- **Given problem**
Print the entries in full, word for word, but not the pictures.

- **Dataset rows**
__________
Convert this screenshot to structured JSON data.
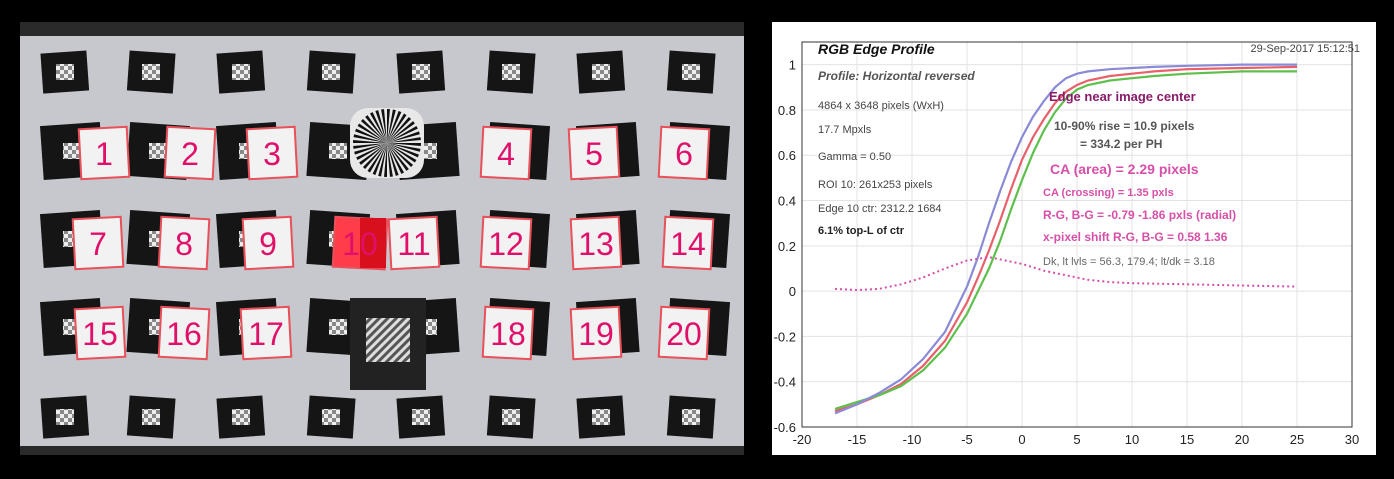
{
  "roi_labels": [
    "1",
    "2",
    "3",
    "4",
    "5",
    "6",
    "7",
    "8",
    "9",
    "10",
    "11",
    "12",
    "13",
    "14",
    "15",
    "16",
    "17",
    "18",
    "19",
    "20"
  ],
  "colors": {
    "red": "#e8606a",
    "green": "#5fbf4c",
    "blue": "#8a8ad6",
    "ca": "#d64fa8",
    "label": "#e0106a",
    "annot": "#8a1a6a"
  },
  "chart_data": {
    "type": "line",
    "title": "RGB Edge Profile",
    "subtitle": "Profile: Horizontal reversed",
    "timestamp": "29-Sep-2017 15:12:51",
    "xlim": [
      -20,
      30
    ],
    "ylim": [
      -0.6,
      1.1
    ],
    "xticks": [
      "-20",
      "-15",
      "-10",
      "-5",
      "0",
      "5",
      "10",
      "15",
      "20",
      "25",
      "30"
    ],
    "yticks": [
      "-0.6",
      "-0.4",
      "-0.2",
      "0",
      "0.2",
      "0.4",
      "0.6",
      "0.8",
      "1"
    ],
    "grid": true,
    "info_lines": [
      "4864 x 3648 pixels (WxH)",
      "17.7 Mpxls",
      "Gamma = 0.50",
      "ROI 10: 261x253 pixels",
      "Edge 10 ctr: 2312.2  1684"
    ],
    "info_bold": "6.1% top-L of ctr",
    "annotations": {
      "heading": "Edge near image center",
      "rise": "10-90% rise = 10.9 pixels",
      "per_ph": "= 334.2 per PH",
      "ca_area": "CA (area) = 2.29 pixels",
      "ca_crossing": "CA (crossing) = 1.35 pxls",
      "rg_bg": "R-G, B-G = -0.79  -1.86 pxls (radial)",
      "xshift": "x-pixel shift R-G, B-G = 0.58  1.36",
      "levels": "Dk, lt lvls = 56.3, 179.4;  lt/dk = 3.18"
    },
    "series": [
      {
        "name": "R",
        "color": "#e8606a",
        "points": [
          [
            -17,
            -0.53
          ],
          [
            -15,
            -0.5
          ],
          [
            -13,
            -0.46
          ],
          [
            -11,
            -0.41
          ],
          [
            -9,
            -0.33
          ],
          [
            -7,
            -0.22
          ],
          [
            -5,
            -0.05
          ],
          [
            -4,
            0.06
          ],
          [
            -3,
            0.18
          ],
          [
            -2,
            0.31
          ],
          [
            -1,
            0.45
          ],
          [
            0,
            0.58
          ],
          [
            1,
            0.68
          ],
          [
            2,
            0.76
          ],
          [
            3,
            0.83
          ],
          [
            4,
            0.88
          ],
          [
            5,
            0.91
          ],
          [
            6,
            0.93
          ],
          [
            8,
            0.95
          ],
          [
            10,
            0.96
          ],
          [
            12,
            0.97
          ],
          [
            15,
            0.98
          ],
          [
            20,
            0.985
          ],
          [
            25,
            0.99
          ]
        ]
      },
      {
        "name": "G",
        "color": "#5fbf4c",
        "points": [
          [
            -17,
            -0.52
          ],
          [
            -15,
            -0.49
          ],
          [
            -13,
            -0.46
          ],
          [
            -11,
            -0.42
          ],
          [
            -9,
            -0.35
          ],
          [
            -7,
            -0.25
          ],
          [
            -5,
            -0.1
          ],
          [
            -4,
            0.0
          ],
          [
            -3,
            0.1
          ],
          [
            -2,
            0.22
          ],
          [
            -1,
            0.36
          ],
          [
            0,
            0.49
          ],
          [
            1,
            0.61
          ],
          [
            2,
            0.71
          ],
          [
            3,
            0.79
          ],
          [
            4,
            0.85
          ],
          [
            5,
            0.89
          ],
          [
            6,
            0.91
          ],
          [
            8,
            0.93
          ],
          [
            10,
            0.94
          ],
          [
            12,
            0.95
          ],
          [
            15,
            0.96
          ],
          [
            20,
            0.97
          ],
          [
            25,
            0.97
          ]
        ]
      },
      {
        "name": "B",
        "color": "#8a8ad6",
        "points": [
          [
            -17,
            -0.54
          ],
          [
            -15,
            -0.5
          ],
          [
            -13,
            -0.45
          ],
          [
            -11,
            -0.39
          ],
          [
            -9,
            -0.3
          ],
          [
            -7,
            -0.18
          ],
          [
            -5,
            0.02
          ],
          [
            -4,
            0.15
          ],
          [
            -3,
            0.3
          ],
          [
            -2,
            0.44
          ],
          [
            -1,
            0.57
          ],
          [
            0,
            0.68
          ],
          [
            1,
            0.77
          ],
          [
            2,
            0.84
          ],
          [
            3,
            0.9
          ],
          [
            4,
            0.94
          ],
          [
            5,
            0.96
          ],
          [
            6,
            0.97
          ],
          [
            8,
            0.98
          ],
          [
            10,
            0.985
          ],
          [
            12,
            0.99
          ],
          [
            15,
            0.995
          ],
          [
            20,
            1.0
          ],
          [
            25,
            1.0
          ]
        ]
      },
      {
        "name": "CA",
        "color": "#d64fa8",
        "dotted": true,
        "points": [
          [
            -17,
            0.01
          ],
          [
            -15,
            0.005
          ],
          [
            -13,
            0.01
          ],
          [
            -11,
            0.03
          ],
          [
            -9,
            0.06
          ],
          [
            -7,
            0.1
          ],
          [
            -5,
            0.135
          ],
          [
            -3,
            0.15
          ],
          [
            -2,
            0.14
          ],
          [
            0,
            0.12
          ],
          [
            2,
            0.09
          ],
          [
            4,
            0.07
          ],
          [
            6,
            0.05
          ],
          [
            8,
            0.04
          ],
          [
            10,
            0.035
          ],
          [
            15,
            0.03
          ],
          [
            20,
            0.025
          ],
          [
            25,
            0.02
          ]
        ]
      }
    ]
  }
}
__________
- **Response**
Convert this screenshot to structured JSON data.
{
  "roi_labels": [
    "1",
    "2",
    "3",
    "4",
    "5",
    "6",
    "7",
    "8",
    "9",
    "10",
    "11",
    "12",
    "13",
    "14",
    "15",
    "16",
    "17",
    "18",
    "19",
    "20"
  ],
  "colors": {
    "red": "#e8606a",
    "green": "#5fbf4c",
    "blue": "#8a8ad6",
    "ca": "#d64fa8",
    "label": "#e0106a",
    "annot": "#8a1a6a"
  },
  "chart_data": {
    "type": "line",
    "title": "RGB Edge Profile",
    "subtitle": "Profile: Horizontal reversed",
    "timestamp": "29-Sep-2017 15:12:51",
    "xlim": [
      -20,
      30
    ],
    "ylim": [
      -0.6,
      1.1
    ],
    "xticks": [
      "-20",
      "-15",
      "-10",
      "-5",
      "0",
      "5",
      "10",
      "15",
      "20",
      "25",
      "30"
    ],
    "yticks": [
      "-0.6",
      "-0.4",
      "-0.2",
      "0",
      "0.2",
      "0.4",
      "0.6",
      "0.8",
      "1"
    ],
    "grid": true,
    "info_lines": [
      "4864 x 3648 pixels (WxH)",
      "17.7 Mpxls",
      "Gamma = 0.50",
      "ROI 10: 261x253 pixels",
      "Edge 10 ctr: 2312.2  1684"
    ],
    "info_bold": "6.1% top-L of ctr",
    "annotations": {
      "heading": "Edge near image center",
      "rise": "10-90% rise = 10.9 pixels",
      "per_ph": "= 334.2 per PH",
      "ca_area": "CA (area) = 2.29 pixels",
      "ca_crossing": "CA (crossing) = 1.35 pxls",
      "rg_bg": "R-G, B-G = -0.79  -1.86 pxls (radial)",
      "xshift": "x-pixel shift R-G, B-G = 0.58  1.36",
      "levels": "Dk, lt lvls = 56.3, 179.4;  lt/dk = 3.18"
    },
    "series": [
      {
        "name": "R",
        "color": "#e8606a",
        "points": [
          [
            -17,
            -0.53
          ],
          [
            -15,
            -0.5
          ],
          [
            -13,
            -0.46
          ],
          [
            -11,
            -0.41
          ],
          [
            -9,
            -0.33
          ],
          [
            -7,
            -0.22
          ],
          [
            -5,
            -0.05
          ],
          [
            -4,
            0.06
          ],
          [
            -3,
            0.18
          ],
          [
            -2,
            0.31
          ],
          [
            -1,
            0.45
          ],
          [
            0,
            0.58
          ],
          [
            1,
            0.68
          ],
          [
            2,
            0.76
          ],
          [
            3,
            0.83
          ],
          [
            4,
            0.88
          ],
          [
            5,
            0.91
          ],
          [
            6,
            0.93
          ],
          [
            8,
            0.95
          ],
          [
            10,
            0.96
          ],
          [
            12,
            0.97
          ],
          [
            15,
            0.98
          ],
          [
            20,
            0.985
          ],
          [
            25,
            0.99
          ]
        ]
      },
      {
        "name": "G",
        "color": "#5fbf4c",
        "points": [
          [
            -17,
            -0.52
          ],
          [
            -15,
            -0.49
          ],
          [
            -13,
            -0.46
          ],
          [
            -11,
            -0.42
          ],
          [
            -9,
            -0.35
          ],
          [
            -7,
            -0.25
          ],
          [
            -5,
            -0.1
          ],
          [
            -4,
            0.0
          ],
          [
            -3,
            0.1
          ],
          [
            -2,
            0.22
          ],
          [
            -1,
            0.36
          ],
          [
            0,
            0.49
          ],
          [
            1,
            0.61
          ],
          [
            2,
            0.71
          ],
          [
            3,
            0.79
          ],
          [
            4,
            0.85
          ],
          [
            5,
            0.89
          ],
          [
            6,
            0.91
          ],
          [
            8,
            0.93
          ],
          [
            10,
            0.94
          ],
          [
            12,
            0.95
          ],
          [
            15,
            0.96
          ],
          [
            20,
            0.97
          ],
          [
            25,
            0.97
          ]
        ]
      },
      {
        "name": "B",
        "color": "#8a8ad6",
        "points": [
          [
            -17,
            -0.54
          ],
          [
            -15,
            -0.5
          ],
          [
            -13,
            -0.45
          ],
          [
            -11,
            -0.39
          ],
          [
            -9,
            -0.3
          ],
          [
            -7,
            -0.18
          ],
          [
            -5,
            0.02
          ],
          [
            -4,
            0.15
          ],
          [
            -3,
            0.3
          ],
          [
            -2,
            0.44
          ],
          [
            -1,
            0.57
          ],
          [
            0,
            0.68
          ],
          [
            1,
            0.77
          ],
          [
            2,
            0.84
          ],
          [
            3,
            0.9
          ],
          [
            4,
            0.94
          ],
          [
            5,
            0.96
          ],
          [
            6,
            0.97
          ],
          [
            8,
            0.98
          ],
          [
            10,
            0.985
          ],
          [
            12,
            0.99
          ],
          [
            15,
            0.995
          ],
          [
            20,
            1.0
          ],
          [
            25,
            1.0
          ]
        ]
      },
      {
        "name": "CA",
        "color": "#d64fa8",
        "dotted": true,
        "points": [
          [
            -17,
            0.01
          ],
          [
            -15,
            0.005
          ],
          [
            -13,
            0.01
          ],
          [
            -11,
            0.03
          ],
          [
            -9,
            0.06
          ],
          [
            -7,
            0.1
          ],
          [
            -5,
            0.135
          ],
          [
            -3,
            0.15
          ],
          [
            -2,
            0.14
          ],
          [
            0,
            0.12
          ],
          [
            2,
            0.09
          ],
          [
            4,
            0.07
          ],
          [
            6,
            0.05
          ],
          [
            8,
            0.04
          ],
          [
            10,
            0.035
          ],
          [
            15,
            0.03
          ],
          [
            20,
            0.025
          ],
          [
            25,
            0.02
          ]
        ]
      }
    ]
  }
}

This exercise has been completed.